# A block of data
= = =

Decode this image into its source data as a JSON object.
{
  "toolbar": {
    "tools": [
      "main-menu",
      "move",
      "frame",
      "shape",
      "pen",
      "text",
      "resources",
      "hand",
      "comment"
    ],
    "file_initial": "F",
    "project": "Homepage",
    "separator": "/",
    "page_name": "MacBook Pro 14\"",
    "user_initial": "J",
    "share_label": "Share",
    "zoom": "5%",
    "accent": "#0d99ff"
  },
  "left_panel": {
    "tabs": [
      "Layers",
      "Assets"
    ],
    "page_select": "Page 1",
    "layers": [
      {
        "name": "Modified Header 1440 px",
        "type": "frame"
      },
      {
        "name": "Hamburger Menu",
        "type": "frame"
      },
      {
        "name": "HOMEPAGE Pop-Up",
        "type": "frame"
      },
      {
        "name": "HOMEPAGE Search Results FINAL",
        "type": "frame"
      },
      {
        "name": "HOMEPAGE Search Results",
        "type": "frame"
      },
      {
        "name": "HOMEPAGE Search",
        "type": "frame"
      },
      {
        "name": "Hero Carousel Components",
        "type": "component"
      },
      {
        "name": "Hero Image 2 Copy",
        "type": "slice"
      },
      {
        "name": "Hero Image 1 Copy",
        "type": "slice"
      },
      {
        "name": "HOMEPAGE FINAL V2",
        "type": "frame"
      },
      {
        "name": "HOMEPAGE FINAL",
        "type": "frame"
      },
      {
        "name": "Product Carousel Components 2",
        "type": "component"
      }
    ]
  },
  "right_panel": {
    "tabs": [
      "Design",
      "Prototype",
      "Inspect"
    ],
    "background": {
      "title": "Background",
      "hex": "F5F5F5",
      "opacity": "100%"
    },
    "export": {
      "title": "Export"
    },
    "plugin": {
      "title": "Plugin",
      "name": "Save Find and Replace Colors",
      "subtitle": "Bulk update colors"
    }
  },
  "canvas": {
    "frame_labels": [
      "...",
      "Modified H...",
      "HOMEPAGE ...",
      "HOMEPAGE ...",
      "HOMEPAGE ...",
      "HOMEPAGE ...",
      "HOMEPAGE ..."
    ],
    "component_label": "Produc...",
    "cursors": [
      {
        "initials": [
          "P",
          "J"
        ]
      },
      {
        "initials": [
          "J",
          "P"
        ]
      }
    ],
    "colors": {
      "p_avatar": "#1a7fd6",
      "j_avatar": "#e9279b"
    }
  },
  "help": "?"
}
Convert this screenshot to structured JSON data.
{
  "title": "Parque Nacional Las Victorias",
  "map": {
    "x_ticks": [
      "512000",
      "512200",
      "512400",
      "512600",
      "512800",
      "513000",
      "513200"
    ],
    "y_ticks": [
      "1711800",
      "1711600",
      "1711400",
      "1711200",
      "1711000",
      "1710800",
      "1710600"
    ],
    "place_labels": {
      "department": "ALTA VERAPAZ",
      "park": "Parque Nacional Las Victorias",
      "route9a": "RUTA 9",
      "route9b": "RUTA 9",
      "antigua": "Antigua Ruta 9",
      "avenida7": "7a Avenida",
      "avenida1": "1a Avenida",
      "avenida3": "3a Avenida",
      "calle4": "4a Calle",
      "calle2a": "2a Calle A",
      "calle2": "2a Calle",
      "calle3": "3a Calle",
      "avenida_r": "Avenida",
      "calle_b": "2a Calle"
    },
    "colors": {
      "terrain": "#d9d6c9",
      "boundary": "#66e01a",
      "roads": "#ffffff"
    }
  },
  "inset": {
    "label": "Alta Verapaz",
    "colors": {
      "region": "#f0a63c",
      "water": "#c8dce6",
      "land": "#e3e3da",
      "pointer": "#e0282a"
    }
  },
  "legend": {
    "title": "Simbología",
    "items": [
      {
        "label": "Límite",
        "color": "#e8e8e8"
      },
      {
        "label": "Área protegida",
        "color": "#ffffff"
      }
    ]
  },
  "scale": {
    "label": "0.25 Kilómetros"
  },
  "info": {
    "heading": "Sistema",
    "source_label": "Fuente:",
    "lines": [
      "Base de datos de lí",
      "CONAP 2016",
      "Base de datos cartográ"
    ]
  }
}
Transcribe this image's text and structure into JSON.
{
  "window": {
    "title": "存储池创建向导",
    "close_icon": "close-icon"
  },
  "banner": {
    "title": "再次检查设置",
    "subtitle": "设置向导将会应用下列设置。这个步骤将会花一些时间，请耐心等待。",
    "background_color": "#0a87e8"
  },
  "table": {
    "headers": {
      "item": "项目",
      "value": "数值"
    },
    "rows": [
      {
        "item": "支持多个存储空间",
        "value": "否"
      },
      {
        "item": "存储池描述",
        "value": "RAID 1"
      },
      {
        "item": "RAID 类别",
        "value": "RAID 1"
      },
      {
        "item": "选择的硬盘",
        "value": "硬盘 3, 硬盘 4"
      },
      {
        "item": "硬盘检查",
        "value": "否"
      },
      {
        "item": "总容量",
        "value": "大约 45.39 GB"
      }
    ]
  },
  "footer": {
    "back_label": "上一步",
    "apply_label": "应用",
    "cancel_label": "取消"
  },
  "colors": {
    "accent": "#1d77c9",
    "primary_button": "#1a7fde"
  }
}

= = =

# What the task requires
Only the number is wanted: how many lines in the entries above contain the string "Nacional"?

# Full output
2